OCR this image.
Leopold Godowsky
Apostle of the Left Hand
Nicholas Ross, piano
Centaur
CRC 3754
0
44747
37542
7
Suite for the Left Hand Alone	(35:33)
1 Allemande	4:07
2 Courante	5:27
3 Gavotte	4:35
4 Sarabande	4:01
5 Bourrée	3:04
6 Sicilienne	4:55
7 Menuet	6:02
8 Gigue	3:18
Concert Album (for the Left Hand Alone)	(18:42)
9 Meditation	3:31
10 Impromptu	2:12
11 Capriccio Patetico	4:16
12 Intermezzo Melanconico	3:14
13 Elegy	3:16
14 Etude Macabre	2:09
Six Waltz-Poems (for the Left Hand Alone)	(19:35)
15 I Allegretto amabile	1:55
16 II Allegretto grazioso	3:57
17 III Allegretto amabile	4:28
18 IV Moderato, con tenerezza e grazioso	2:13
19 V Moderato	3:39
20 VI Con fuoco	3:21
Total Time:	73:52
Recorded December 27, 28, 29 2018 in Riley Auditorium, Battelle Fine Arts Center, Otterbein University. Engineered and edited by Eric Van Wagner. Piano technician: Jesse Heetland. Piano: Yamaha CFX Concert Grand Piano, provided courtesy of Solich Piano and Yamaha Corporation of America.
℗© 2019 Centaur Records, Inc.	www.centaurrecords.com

__________________________________________________

## WHAT IS REQUIRED
Reproduce each entry above exactly, keeping every word.

## REPLY
OCR this image.
Leopold Godowsky
Apostle of the Left Hand
Nicholas Ross, piano
Centaur
CRC 3754
0
44747
37542
7
Suite for the Left Hand Alone	(35:33)
1 Allemande	4:07
2 Courante	5:27
3 Gavotte	4:35
4 Sarabande	4:01
5 Bourrée	3:04
6 Sicilienne	4:55
7 Menuet	6:02
8 Gigue	3:18
Concert Album (for the Left Hand Alone)	(18:42)
9 Meditation	3:31
10 Impromptu	2:12
11 Capriccio Patetico	4:16
12 Intermezzo Melanconico	3:14
13 Elegy	3:16
14 Etude Macabre	2:09
Six Waltz-Poems (for the Left Hand Alone)	(19:35)
15 I Allegretto amabile	1:55
16 II Allegretto grazioso	3:57
17 III Allegretto amabile	4:28
18 IV Moderato, con tenerezza e grazioso	2:13
19 V Moderato	3:39
20 VI Con fuoco	3:21
Total Time:	73:52
Recorded December 27, 28, 29 2018 in Riley Auditorium, Battelle Fine Arts Center, Otterbein University. Engineered and edited by Eric Van Wagner. Piano technician: Jesse Heetland. Piano: Yamaha CFX Concert Grand Piano, provided courtesy of Solich Piano and Yamaha Corporation of America.
℗© 2019 Centaur Records, Inc.	www.centaurrecords.com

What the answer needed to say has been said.